Goal - Every line below that mentions the word "title" should be copied out.

Rows -
-- BEGIN --

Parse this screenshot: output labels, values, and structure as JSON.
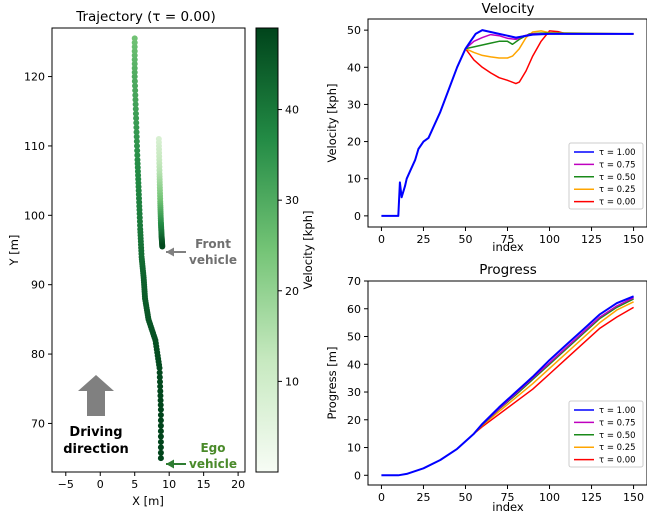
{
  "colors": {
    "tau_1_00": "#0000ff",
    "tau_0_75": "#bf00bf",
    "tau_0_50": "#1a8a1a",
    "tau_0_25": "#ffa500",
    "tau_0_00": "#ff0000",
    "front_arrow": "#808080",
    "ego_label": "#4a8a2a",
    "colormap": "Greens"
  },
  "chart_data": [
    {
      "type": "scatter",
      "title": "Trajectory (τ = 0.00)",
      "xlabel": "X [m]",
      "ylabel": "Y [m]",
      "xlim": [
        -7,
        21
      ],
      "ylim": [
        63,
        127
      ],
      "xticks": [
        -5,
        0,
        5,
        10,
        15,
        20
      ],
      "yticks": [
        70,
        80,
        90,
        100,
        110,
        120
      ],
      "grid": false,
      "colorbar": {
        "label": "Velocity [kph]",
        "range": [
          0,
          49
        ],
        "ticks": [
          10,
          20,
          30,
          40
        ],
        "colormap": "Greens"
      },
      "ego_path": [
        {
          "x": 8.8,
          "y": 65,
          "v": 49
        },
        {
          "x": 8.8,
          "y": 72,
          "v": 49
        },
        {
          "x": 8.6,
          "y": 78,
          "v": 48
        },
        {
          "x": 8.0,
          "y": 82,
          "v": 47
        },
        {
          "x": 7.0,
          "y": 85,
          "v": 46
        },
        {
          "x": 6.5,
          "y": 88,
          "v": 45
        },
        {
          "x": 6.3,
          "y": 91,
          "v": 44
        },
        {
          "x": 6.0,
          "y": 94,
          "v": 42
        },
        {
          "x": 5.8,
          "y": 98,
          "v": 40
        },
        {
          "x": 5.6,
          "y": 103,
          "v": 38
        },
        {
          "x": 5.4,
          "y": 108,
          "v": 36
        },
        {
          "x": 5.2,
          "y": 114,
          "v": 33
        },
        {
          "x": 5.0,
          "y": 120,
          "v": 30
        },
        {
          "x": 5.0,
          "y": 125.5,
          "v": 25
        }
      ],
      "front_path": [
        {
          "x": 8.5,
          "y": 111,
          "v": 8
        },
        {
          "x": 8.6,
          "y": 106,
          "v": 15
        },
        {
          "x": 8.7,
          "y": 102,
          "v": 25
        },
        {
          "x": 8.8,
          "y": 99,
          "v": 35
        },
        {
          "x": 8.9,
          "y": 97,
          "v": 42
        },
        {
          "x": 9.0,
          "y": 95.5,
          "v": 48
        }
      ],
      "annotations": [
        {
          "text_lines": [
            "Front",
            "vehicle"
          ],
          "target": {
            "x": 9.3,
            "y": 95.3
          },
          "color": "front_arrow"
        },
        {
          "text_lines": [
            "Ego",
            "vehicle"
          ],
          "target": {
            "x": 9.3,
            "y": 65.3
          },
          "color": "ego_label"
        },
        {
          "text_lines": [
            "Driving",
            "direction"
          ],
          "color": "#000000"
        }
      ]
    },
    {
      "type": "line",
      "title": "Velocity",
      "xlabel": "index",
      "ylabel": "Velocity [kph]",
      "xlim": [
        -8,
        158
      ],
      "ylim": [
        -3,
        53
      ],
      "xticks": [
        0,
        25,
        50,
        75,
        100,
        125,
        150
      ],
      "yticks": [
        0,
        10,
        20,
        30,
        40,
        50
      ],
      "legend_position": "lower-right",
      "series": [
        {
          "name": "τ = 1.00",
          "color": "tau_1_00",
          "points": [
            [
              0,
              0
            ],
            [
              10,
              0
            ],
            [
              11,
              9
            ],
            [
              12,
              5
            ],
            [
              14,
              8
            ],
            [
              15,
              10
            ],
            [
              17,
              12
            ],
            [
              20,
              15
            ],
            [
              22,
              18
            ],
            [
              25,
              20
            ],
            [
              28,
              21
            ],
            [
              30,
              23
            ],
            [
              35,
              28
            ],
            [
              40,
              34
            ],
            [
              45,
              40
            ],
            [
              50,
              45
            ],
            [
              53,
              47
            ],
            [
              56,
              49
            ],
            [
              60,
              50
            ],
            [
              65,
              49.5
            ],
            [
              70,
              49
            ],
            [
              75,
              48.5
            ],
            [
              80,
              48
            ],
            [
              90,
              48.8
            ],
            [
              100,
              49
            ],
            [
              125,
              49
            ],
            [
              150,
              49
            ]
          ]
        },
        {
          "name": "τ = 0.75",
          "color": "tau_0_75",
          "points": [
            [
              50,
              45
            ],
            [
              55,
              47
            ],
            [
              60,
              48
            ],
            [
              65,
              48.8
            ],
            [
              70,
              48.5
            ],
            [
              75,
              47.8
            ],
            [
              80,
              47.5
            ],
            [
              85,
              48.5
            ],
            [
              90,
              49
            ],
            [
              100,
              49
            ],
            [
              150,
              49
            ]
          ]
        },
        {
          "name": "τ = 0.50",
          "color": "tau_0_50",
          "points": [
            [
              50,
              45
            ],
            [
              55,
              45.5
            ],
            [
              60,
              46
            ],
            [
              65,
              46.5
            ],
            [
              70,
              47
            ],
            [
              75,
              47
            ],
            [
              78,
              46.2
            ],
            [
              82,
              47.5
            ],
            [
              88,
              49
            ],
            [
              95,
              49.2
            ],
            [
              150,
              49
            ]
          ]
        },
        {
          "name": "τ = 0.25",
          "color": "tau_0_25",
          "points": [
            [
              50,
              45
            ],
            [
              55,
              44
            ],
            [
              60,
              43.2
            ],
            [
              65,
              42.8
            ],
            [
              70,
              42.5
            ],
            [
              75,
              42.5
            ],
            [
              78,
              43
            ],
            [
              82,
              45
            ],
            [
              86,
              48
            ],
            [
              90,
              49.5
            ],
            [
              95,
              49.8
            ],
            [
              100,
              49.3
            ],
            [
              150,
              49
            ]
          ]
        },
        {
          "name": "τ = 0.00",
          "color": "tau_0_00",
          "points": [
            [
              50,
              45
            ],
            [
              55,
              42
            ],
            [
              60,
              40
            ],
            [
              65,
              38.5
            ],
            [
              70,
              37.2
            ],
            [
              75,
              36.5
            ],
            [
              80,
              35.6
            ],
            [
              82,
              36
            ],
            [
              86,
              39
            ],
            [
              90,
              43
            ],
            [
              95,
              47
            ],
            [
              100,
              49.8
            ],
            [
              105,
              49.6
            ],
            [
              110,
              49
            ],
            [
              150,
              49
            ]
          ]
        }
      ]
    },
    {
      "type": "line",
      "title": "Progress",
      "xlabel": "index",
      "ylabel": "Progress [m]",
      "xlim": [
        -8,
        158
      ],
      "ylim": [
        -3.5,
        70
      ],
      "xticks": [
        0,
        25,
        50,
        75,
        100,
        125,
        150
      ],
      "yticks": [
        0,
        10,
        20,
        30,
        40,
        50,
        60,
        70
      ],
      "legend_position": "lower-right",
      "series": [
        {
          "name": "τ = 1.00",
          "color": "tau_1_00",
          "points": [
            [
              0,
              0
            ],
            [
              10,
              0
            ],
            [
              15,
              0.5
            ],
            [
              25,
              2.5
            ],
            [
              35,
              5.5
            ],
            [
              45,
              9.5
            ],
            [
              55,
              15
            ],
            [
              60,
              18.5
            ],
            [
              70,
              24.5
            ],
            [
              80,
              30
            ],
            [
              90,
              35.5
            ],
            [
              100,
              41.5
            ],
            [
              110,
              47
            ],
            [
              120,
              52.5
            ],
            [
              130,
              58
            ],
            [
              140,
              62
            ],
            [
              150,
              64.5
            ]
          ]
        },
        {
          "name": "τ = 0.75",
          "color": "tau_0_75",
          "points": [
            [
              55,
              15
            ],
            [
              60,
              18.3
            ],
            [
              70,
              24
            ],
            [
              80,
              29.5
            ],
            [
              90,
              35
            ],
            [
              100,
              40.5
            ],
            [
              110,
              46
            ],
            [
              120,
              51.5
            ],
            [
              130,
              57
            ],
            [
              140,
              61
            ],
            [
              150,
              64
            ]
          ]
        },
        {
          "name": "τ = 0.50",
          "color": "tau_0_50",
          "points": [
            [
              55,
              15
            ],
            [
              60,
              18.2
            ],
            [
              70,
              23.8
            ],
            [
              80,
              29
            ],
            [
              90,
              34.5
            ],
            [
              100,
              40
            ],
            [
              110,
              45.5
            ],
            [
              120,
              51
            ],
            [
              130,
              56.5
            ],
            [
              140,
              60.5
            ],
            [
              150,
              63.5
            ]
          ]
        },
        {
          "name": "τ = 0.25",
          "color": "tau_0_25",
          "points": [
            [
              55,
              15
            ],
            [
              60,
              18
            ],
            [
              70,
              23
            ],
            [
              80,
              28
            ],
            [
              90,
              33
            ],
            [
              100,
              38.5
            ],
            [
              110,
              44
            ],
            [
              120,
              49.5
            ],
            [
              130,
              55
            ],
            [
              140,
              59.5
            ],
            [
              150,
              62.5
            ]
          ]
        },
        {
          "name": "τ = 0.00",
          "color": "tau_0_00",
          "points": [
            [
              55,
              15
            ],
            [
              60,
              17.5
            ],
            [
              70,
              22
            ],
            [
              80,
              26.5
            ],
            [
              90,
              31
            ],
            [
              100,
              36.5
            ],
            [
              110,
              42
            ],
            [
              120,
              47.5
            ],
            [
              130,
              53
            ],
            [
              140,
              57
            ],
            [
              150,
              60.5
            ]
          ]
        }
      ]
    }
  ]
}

-- END --

Exercise solution -
      "title": "Trajectory (τ = 0.00)",
      "title": "Velocity",
      "title": "Progress",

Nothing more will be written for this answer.